Write out all of the records, keeping each one exactly as written.

Data items:
******

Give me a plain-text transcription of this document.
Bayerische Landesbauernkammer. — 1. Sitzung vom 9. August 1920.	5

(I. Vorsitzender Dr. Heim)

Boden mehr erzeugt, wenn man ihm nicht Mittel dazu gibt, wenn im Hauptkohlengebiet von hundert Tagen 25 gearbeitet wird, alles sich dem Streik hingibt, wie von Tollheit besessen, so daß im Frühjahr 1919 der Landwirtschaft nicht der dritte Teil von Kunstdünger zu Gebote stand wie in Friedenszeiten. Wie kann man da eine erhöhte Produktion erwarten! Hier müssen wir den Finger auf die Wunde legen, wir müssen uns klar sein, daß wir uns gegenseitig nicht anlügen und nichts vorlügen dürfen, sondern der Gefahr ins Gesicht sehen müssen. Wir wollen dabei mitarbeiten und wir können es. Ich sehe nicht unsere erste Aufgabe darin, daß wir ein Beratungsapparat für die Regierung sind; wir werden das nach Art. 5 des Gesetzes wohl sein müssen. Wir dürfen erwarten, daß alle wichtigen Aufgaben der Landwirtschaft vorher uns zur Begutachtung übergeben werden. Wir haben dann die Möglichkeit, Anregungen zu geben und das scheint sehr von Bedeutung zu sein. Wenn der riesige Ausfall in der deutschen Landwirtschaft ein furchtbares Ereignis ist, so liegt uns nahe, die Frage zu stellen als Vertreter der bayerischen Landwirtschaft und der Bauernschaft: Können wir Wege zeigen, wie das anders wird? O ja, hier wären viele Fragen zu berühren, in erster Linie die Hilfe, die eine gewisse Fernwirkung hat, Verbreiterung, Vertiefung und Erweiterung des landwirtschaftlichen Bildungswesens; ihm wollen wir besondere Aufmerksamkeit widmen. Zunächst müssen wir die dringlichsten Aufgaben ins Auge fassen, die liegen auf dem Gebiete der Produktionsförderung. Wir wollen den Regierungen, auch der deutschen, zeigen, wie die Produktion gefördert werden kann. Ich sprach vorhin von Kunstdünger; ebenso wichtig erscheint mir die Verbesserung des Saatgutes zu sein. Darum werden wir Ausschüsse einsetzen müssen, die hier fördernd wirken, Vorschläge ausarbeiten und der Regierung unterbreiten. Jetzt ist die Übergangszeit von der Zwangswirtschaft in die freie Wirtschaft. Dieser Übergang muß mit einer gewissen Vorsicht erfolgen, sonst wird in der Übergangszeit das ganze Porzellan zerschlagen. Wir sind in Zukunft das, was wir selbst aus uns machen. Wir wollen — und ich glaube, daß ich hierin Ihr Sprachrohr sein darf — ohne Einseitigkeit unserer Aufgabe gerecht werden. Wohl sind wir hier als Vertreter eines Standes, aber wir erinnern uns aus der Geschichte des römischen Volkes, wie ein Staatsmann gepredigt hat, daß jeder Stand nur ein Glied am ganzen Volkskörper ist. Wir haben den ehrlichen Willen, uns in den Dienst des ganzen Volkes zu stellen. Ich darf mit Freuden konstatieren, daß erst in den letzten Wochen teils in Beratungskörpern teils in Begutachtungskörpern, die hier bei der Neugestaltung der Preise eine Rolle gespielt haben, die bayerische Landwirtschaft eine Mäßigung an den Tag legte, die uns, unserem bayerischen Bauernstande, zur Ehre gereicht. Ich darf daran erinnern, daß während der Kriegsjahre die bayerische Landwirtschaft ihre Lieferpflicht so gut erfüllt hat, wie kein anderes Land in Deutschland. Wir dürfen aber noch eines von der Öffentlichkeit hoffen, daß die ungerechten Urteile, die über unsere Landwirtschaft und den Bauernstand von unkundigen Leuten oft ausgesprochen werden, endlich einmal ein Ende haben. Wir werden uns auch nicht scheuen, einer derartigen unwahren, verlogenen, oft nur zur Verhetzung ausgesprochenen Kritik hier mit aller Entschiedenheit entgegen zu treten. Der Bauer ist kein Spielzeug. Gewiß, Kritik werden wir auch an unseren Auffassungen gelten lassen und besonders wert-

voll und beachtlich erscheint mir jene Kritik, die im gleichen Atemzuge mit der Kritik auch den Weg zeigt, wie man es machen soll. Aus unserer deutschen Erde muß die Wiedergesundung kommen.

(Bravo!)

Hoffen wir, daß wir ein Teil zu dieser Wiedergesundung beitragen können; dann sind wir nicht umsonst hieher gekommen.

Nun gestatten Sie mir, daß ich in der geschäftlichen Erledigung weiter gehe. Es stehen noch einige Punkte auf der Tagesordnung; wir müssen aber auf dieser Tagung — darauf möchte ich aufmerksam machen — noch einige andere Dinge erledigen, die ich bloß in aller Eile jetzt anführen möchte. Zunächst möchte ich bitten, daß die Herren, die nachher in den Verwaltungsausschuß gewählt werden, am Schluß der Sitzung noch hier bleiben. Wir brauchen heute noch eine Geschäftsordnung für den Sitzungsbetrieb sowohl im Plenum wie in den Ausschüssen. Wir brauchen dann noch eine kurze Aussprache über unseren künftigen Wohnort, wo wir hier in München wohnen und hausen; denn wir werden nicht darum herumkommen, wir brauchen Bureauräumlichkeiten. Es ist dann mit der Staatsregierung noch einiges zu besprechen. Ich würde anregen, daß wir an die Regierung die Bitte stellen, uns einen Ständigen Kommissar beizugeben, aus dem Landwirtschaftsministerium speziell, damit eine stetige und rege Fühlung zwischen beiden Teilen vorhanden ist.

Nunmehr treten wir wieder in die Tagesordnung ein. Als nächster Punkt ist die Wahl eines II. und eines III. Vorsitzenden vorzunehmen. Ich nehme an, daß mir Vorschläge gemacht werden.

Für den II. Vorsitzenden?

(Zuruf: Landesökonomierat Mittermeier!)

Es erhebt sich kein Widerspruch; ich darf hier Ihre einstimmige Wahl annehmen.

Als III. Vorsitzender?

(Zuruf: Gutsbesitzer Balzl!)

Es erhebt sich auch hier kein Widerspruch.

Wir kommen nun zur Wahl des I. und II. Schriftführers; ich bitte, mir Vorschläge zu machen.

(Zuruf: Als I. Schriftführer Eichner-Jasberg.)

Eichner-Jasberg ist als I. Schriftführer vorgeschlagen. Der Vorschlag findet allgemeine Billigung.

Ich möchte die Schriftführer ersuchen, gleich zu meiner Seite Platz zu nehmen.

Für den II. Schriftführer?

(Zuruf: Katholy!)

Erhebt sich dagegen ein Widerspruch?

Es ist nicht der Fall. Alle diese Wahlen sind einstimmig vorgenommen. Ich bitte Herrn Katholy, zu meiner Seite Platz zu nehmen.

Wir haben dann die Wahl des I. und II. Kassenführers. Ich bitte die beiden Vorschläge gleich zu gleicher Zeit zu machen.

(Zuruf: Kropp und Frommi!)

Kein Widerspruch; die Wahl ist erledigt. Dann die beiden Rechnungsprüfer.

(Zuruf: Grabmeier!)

******

Expected output:
Give me a plain-text transcription of this document.
Bayerische Landesbauernkammer. — 1. Sitzung vom 9. August 1920.	5

(I. Vorsitzender Dr. Heim)

Boden mehr erzeugt, wenn man ihm nicht Mittel dazu gibt, wenn im Hauptkohlengebiet von hundert Tagen 25 gearbeitet wird, alles sich dem Streik hingibt, wie von Tollheit besessen, so daß im Frühjahr 1919 der Landwirtschaft nicht der dritte Teil von Kunstdünger zu Gebote stand wie in Friedenszeiten. Wie kann man da eine erhöhte Produktion erwarten! Hier müssen wir den Finger auf die Wunde legen, wir müssen uns klar sein, daß wir uns gegenseitig nicht anlügen und nichts vorlügen dürfen, sondern der Gefahr ins Gesicht sehen müssen. Wir wollen dabei mitarbeiten und wir können es. Ich sehe nicht unsere erste Aufgabe darin, daß wir ein Beratungsapparat für die Regierung sind; wir werden das nach Art. 5 des Gesetzes wohl sein müssen. Wir dürfen erwarten, daß alle wichtigen Aufgaben der Landwirtschaft vorher uns zur Begutachtung übergeben werden. Wir haben dann die Möglichkeit, Anregungen zu geben und das scheint sehr von Bedeutung zu sein. Wenn der riesige Ausfall in der deutschen Landwirtschaft ein furchtbares Ereignis ist, so liegt uns nahe, die Frage zu stellen als Vertreter der bayerischen Landwirtschaft und der Bauernschaft: Können wir Wege zeigen, wie das anders wird? O ja, hier wären viele Fragen zu berühren, in erster Linie die Hilfe, die eine gewisse Fernwirkung hat, Verbreiterung, Vertiefung und Erweiterung des landwirtschaftlichen Bildungswesens; ihm wollen wir besondere Aufmerksamkeit widmen. Zunächst müssen wir die dringlichsten Aufgaben ins Auge fassen, die liegen auf dem Gebiete der Produktionsförderung. Wir wollen den Regierungen, auch der deutschen, zeigen, wie die Produktion gefördert werden kann. Ich sprach vorhin von Kunstdünger; ebenso wichtig erscheint mir die Verbesserung des Saatgutes zu sein. Darum werden wir Ausschüsse einsetzen müssen, die hier fördernd wirken, Vorschläge ausarbeiten und der Regierung unterbreiten. Jetzt ist die Übergangszeit von der Zwangswirtschaft in die freie Wirtschaft. Dieser Übergang muß mit einer gewissen Vorsicht erfolgen, sonst wird in der Übergangszeit das ganze Porzellan zerschlagen. Wir sind in Zukunft das, was wir selbst aus uns machen. Wir wollen — und ich glaube, daß ich hierin Ihr Sprachrohr sein darf — ohne Einseitigkeit unserer Aufgabe gerecht werden. Wohl sind wir hier als Vertreter eines Standes, aber wir erinnern uns aus der Geschichte des römischen Volkes, wie ein Staatsmann gepredigt hat, daß jeder Stand nur ein Glied am ganzen Volkskörper ist. Wir haben den ehrlichen Willen, uns in den Dienst des ganzen Volkes zu stellen. Ich darf mit Freuden konstatieren, daß erst in den letzten Wochen teils in Beratungskörpern teils in Begutachtungskörpern, die hier bei der Neugestaltung der Preise eine Rolle gespielt haben, die bayerische Landwirtschaft eine Mäßigung an den Tag legte, die uns, unserem bayerischen Bauernstande, zur Ehre gereicht. Ich darf daran erinnern, daß während der Kriegsjahre die bayerische Landwirtschaft ihre Lieferpflicht so gut erfüllt hat, wie kein anderes Land in Deutschland. Wir dürfen aber noch eines von der Öffentlichkeit hoffen, daß die ungerechten Urteile, die über unsere Landwirtschaft und den Bauernstand von unkundigen Leuten oft ausgesprochen werden, endlich einmal ein Ende haben. Wir werden uns auch nicht scheuen, einer derartigen unwahren, verlogenen, oft nur zur Verhetzung ausgesprochenen Kritik hier mit aller Entschiedenheit entgegen zu treten. Der Bauer ist kein Spielzeug. Gewiß, Kritik werden wir auch an unseren Auffassungen gelten lassen und besonders wert-

voll und beachtlich erscheint mir jene Kritik, die im gleichen Atemzuge mit der Kritik auch den Weg zeigt, wie man es machen soll. Aus unserer deutschen Erde muß die Wiedergesundung kommen.

(Bravo!)

Hoffen wir, daß wir ein Teil zu dieser Wiedergesundung beitragen können; dann sind wir nicht umsonst hieher gekommen.

Nun gestatten Sie mir, daß ich in der geschäftlichen Erledigung weiter gehe. Es stehen noch einige Punkte auf der Tagesordnung; wir müssen aber auf dieser Tagung — darauf möchte ich aufmerksam machen — noch einige andere Dinge erledigen, die ich bloß in aller Eile jetzt anführen möchte. Zunächst möchte ich bitten, daß die Herren, die nachher in den Verwaltungsausschuß gewählt werden, am Schluß der Sitzung noch hier bleiben. Wir brauchen heute noch eine Geschäftsordnung für den Sitzungsbetrieb sowohl im Plenum wie in den Ausschüssen. Wir brauchen dann noch eine kurze Aussprache über unseren künftigen Wohnort, wo wir hier in München wohnen und hausen; denn wir werden nicht darum herumkommen, wir brauchen Bureauräumlichkeiten. Es ist dann mit der Staatsregierung noch einiges zu besprechen. Ich würde anregen, daß wir an die Regierung die Bitte stellen, uns einen Ständigen Kommissar beizugeben, aus dem Landwirtschaftsministerium speziell, damit eine stetige und rege Fühlung zwischen beiden Teilen vorhanden ist.

Nunmehr treten wir wieder in die Tagesordnung ein. Als nächster Punkt ist die Wahl eines II. und eines III. Vorsitzenden vorzunehmen. Ich nehme an, daß mir Vorschläge gemacht werden.

Für den II. Vorsitzenden?

(Zuruf: Landesökonomierat Mittermeier!)

Es erhebt sich kein Widerspruch; ich darf hier Ihre einstimmige Wahl annehmen.

Als III. Vorsitzender?

(Zuruf: Gutsbesitzer Balzl!)

Es erhebt sich auch hier kein Widerspruch.

Wir kommen nun zur Wahl des I. und II. Schriftführers; ich bitte, mir Vorschläge zu machen.

(Zuruf: Als I. Schriftführer Eichner-Jasberg.)

Eichner-Jasberg ist als I. Schriftführer vorgeschlagen. Der Vorschlag findet allgemeine Billigung.

Ich möchte die Schriftführer ersuchen, gleich zu meiner Seite Platz zu nehmen.

Für den II. Schriftführer?

(Zuruf: Katholy!)

Erhebt sich dagegen ein Widerspruch?

Es ist nicht der Fall. Alle diese Wahlen sind einstimmig vorgenommen. Ich bitte Herrn Katholy, zu meiner Seite Platz zu nehmen.

Wir haben dann die Wahl des I. und II. Kassenführers. Ich bitte die beiden Vorschläge gleich zu gleicher Zeit zu machen.

(Zuruf: Kropp und Frommi!)

Kein Widerspruch; die Wahl ist erledigt. Dann die beiden Rechnungsprüfer.

(Zuruf: Grabmeier!)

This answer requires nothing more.